## Problem description
Transcribe the records below exactly as they appear, omitting any pictures.

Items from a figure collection
★ ★ ★ ★
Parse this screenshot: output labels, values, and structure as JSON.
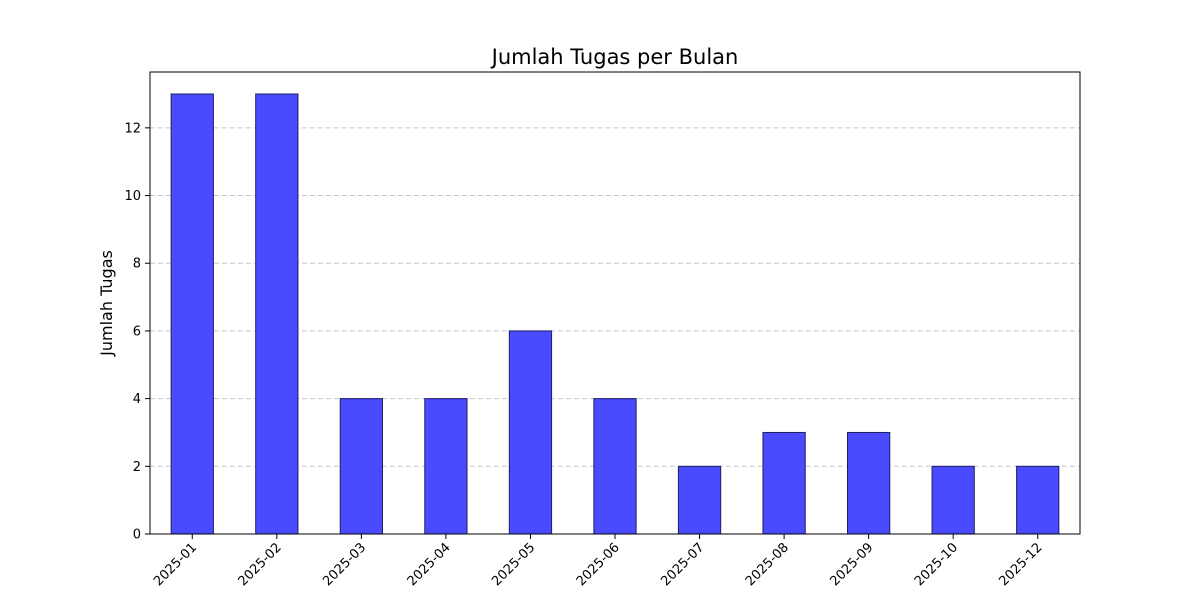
{
  "chart_data": {
    "type": "bar",
    "title": "Jumlah Tugas per Bulan",
    "xlabel": "",
    "ylabel": "Jumlah Tugas",
    "categories": [
      "2025-01",
      "2025-02",
      "2025-03",
      "2025-04",
      "2025-05",
      "2025-06",
      "2025-07",
      "2025-08",
      "2025-09",
      "2025-10",
      "2025-12"
    ],
    "values": [
      13,
      13,
      4,
      4,
      6,
      4,
      2,
      3,
      3,
      2,
      2
    ],
    "ylim": [
      0,
      13.65
    ],
    "yticks": [
      0,
      2,
      4,
      6,
      8,
      10,
      12
    ],
    "grid": "y-dashed",
    "legend": "none",
    "colors": {
      "bar_fill": "#4a4aff",
      "bar_edge": "#202060",
      "grid": "#c8c8c8",
      "axis": "#000000"
    }
  }
}
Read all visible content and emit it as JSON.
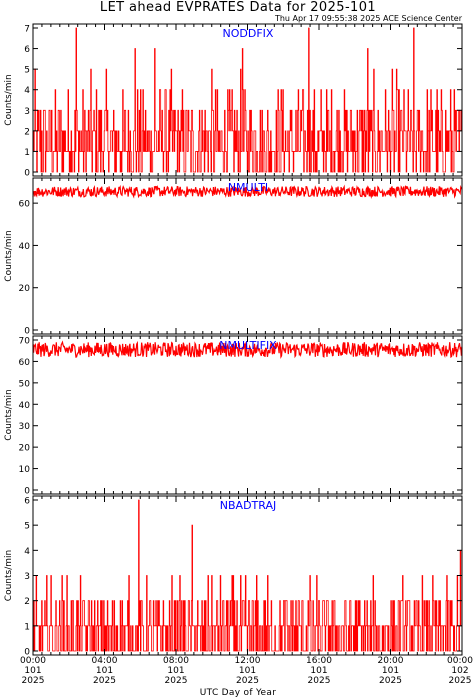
{
  "title": "LET ahead EVPRATES Data for 2025-101",
  "timestamp": "Thu Apr 17 09:55:38 2025 ACE Science Center",
  "x_axis": {
    "label": "UTC Day of Year",
    "ticks": [
      {
        "time": "00:00",
        "doy": "101",
        "year": "2025"
      },
      {
        "time": "04:00",
        "doy": "101",
        "year": "2025"
      },
      {
        "time": "08:00",
        "doy": "101",
        "year": "2025"
      },
      {
        "time": "12:00",
        "doy": "101",
        "year": "2025"
      },
      {
        "time": "16:00",
        "doy": "101",
        "year": "2025"
      },
      {
        "time": "20:00",
        "doy": "101",
        "year": "2025"
      },
      {
        "time": "00:00",
        "doy": "102",
        "year": "2025"
      }
    ]
  },
  "colors": {
    "series": "#ff0000",
    "panel_label": "#0000ff",
    "axes": "#000000"
  },
  "chart_data": [
    {
      "type": "line",
      "name": "NODDFIX",
      "ylabel": "Counts/min",
      "ylim": [
        0,
        7
      ],
      "yticks": [
        0,
        1,
        2,
        3,
        4,
        5,
        6,
        7
      ],
      "xlim": [
        0,
        24
      ],
      "typical_range": [
        0,
        4
      ],
      "spikes": [
        {
          "x": 2.4,
          "y": 7
        },
        {
          "x": 15.4,
          "y": 7
        },
        {
          "x": 21.3,
          "y": 7
        },
        {
          "x": 5.7,
          "y": 6
        },
        {
          "x": 6.8,
          "y": 6
        },
        {
          "x": 11.7,
          "y": 6
        },
        {
          "x": 18.7,
          "y": 6
        }
      ]
    },
    {
      "type": "line",
      "name": "NMULTI",
      "ylabel": "Counts/min",
      "ylim": [
        0,
        70
      ],
      "yticks": [
        0,
        20,
        40,
        60
      ],
      "xlim": [
        0,
        24
      ],
      "typical_range": [
        63,
        68
      ]
    },
    {
      "type": "line",
      "name": "NMULTIFIX",
      "ylabel": "Counts/min",
      "ylim": [
        0,
        70
      ],
      "yticks": [
        0,
        10,
        20,
        30,
        40,
        50,
        60,
        70
      ],
      "xlim": [
        0,
        24
      ],
      "typical_range": [
        62,
        69
      ]
    },
    {
      "type": "line",
      "name": "NBADTRAJ",
      "ylabel": "Counts/min",
      "ylim": [
        0,
        6
      ],
      "yticks": [
        0,
        1,
        2,
        3,
        4,
        5,
        6
      ],
      "xlim": [
        0,
        24
      ],
      "typical_range": [
        0,
        2
      ],
      "spikes": [
        {
          "x": 5.9,
          "y": 6
        },
        {
          "x": 8.9,
          "y": 5
        },
        {
          "x": 1.6,
          "y": 3
        },
        {
          "x": 13.1,
          "y": 3
        },
        {
          "x": 23.9,
          "y": 4
        }
      ]
    }
  ]
}
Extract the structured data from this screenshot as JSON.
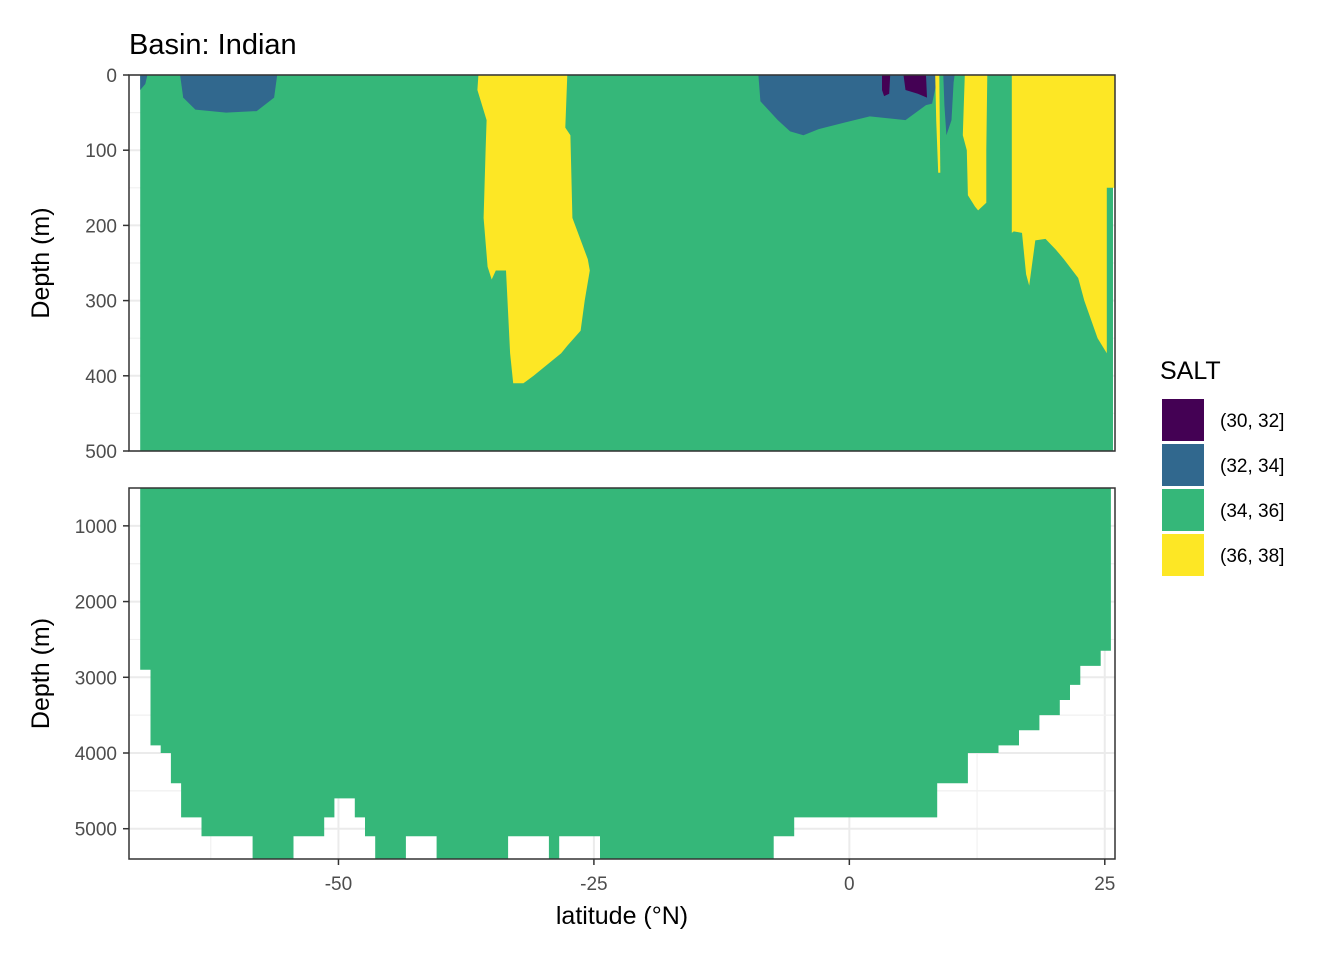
★ ★ ★ ★
## Result of this exercise
Parse this screenshot: output labels, values, and structure as JSON.
{
  "chart_data": {
    "type": "bar",
    "title": "Jumlah Tugas per Bulan",
    "xlabel": "",
    "ylabel": "Jumlah Tugas",
    "categories": [
      "2025-01",
      "2025-02",
      "2025-03",
      "2025-04",
      "2025-05",
      "2025-06",
      "2025-07",
      "2025-08",
      "2025-09",
      "2025-10",
      "2025-12"
    ],
    "values": [
      13,
      13,
      4,
      4,
      6,
      4,
      2,
      3,
      3,
      2,
      2
    ],
    "ylim": [
      0,
      13.65
    ],
    "yticks": [
      0,
      2,
      4,
      6,
      8,
      10,
      12
    ],
    "grid": "y-dashed",
    "legend": "none",
    "colors": {
      "bar_fill": "#4a4aff",
      "bar_edge": "#202060",
      "grid": "#c8c8c8",
      "axis": "#000000"
    }
  }
}
Read all visible content and emit it as JSON.
{
  "title": "LET ahead EVPRATES Data for 2025-101",
  "timestamp": "Thu Apr 17 09:55:38 2025 ACE Science Center",
  "x_axis": {
    "label": "UTC Day of Year",
    "ticks": [
      {
        "time": "00:00",
        "doy": "101",
        "year": "2025"
      },
      {
        "time": "04:00",
        "doy": "101",
        "year": "2025"
      },
      {
        "time": "08:00",
        "doy": "101",
        "year": "2025"
      },
      {
        "time": "12:00",
        "doy": "101",
        "year": "2025"
      },
      {
        "time": "16:00",
        "doy": "101",
        "year": "2025"
      },
      {
        "time": "20:00",
        "doy": "101",
        "year": "2025"
      },
      {
        "time": "00:00",
        "doy": "102",
        "year": "2025"
      }
    ]
  },
  "colors": {
    "series": "#ff0000",
    "panel_label": "#0000ff",
    "axes": "#000000"
  },
  "chart_data": [
    {
      "type": "line",
      "name": "NODDFIX",
      "ylabel": "Counts/min",
      "ylim": [
        0,
        7
      ],
      "yticks": [
        0,
        1,
        2,
        3,
        4,
        5,
        6,
        7
      ],
      "xlim": [
        0,
        24
      ],
      "typical_range": [
        0,
        4
      ],
      "spikes": [
        {
          "x": 2.4,
          "y": 7
        },
        {
          "x": 15.4,
          "y": 7
        },
        {
          "x": 21.3,
          "y": 7
        },
        {
          "x": 5.7,
          "y": 6
        },
        {
          "x": 6.8,
          "y": 6
        },
        {
          "x": 11.7,
          "y": 6
        },
        {
          "x": 18.7,
          "y": 6
        }
      ]
    },
    {
      "type": "line",
      "name": "NMULTI",
      "ylabel": "Counts/min",
      "ylim": [
        0,
        70
      ],
      "yticks": [
        0,
        20,
        40,
        60
      ],
      "xlim": [
        0,
        24
      ],
      "typical_range": [
        63,
        68
      ]
    },
    {
      "type": "line",
      "name": "NMULTIFIX",
      "ylabel": "Counts/min",
      "ylim": [
        0,
        70
      ],
      "yticks": [
        0,
        10,
        20,
        30,
        40,
        50,
        60,
        70
      ],
      "xlim": [
        0,
        24
      ],
      "typical_range": [
        62,
        69
      ]
    },
    {
      "type": "line",
      "name": "NBADTRAJ",
      "ylabel": "Counts/min",
      "ylim": [
        0,
        6
      ],
      "yticks": [
        0,
        1,
        2,
        3,
        4,
        5,
        6
      ],
      "xlim": [
        0,
        24
      ],
      "typical_range": [
        0,
        2
      ],
      "spikes": [
        {
          "x": 5.9,
          "y": 6
        },
        {
          "x": 8.9,
          "y": 5
        },
        {
          "x": 1.6,
          "y": 3
        },
        {
          "x": 13.1,
          "y": 3
        },
        {
          "x": 23.9,
          "y": 4
        }
      ]
    }
  ]
}
Extract the structured data from this screenshot as JSON.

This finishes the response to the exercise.